▸ Listed records
━━━━
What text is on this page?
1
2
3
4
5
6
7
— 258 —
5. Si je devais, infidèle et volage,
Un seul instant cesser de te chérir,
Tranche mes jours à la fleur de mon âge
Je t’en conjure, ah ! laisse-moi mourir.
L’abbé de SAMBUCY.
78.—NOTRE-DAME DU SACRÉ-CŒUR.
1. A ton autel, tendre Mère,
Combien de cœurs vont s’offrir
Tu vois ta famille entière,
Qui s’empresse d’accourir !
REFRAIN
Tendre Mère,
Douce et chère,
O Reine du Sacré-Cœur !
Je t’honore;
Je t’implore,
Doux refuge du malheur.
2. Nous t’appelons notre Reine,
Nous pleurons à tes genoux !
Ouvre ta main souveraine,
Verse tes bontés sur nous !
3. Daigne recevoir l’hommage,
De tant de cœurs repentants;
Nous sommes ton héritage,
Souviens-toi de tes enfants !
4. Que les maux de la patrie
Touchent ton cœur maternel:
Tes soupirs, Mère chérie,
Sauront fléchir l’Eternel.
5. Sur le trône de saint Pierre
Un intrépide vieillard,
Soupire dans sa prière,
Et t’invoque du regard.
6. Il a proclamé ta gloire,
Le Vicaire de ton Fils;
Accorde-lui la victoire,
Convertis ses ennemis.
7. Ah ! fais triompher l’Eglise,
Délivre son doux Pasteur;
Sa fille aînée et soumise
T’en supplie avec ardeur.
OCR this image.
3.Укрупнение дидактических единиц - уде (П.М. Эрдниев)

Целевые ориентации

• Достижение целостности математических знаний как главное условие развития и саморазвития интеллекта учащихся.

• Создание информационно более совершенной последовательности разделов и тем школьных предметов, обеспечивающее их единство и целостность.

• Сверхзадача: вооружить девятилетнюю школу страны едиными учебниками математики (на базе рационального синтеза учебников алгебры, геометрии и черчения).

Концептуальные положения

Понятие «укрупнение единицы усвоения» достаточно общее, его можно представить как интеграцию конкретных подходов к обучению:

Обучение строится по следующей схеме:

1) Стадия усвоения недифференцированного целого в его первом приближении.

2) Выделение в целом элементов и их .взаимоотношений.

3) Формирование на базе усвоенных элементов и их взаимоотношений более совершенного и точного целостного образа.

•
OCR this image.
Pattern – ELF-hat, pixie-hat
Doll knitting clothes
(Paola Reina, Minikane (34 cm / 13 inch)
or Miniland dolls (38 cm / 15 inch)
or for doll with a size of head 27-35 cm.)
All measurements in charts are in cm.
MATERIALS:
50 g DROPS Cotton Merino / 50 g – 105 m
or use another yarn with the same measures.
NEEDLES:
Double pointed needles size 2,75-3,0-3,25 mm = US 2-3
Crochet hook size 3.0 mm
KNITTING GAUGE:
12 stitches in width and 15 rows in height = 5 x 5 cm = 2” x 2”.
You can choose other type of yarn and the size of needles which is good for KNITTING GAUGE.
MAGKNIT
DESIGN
━━━━
▸ Exercise instructions
Write out every line from the records above, word for word.

▸ Right answer
What text is on this page?
1
2
3
4
5
6
7
— 258 —
5. Si je devais, infidèle et volage,
Un seul instant cesser de te chérir,
Tranche mes jours à la fleur de mon âge
Je t’en conjure, ah ! laisse-moi mourir.
L’abbé de SAMBUCY.
78.—NOTRE-DAME DU SACRÉ-CŒUR.
1. A ton autel, tendre Mère,
Combien de cœurs vont s’offrir
Tu vois ta famille entière,
Qui s’empresse d’accourir !
REFRAIN
Tendre Mère,
Douce et chère,
O Reine du Sacré-Cœur !
Je t’honore;
Je t’implore,
Doux refuge du malheur.
2. Nous t’appelons notre Reine,
Nous pleurons à tes genoux !
Ouvre ta main souveraine,
Verse tes bontés sur nous !
3. Daigne recevoir l’hommage,
De tant de cœurs repentants;
Nous sommes ton héritage,
Souviens-toi de tes enfants !
4. Que les maux de la patrie
Touchent ton cœur maternel:
Tes soupirs, Mère chérie,
Sauront fléchir l’Eternel.
5. Sur le trône de saint Pierre
Un intrépide vieillard,
Soupire dans sa prière,
Et t’invoque du regard.
6. Il a proclamé ta gloire,
Le Vicaire de ton Fils;
Accorde-lui la victoire,
Convertis ses ennemis.
7. Ah ! fais triompher l’Eglise,
Délivre son doux Pasteur;
Sa fille aînée et soumise
T’en supplie avec ardeur.
OCR this image.
3.Укрупнение дидактических единиц - уде (П.М. Эрдниев)

Целевые ориентации

• Достижение целостности математических знаний как главное условие развития и саморазвития интеллекта учащихся.

• Создание информационно более совершенной последовательности разделов и тем школьных предметов, обеспечивающее их единство и целостность.

• Сверхзадача: вооружить девятилетнюю школу страны едиными учебниками математики (на базе рационального синтеза учебников алгебры, геометрии и черчения).

Концептуальные положения

Понятие «укрупнение единицы усвоения» достаточно общее, его можно представить как интеграцию конкретных подходов к обучению:

Обучение строится по следующей схеме:

1) Стадия усвоения недифференцированного целого в его первом приближении.

2) Выделение в целом элементов и их .взаимоотношений.

3) Формирование на базе усвоенных элементов и их взаимоотношений более совершенного и точного целостного образа.

•
OCR this image.
Pattern – ELF-hat, pixie-hat
Doll knitting clothes
(Paola Reina, Minikane (34 cm / 13 inch)
or Miniland dolls (38 cm / 15 inch)
or for doll with a size of head 27-35 cm.)
All measurements in charts are in cm.
MATERIALS:
50 g DROPS Cotton Merino / 50 g – 105 m
or use another yarn with the same measures.
NEEDLES:
Double pointed needles size 2,75-3,0-3,25 mm = US 2-3
Crochet hook size 3.0 mm
KNITTING GAUGE:
12 stitches in width and 15 rows in height = 5 x 5 cm = 2” x 2”.
You can choose other type of yarn and the size of needles which is good for KNITTING GAUGE.
MAGKNIT
DESIGN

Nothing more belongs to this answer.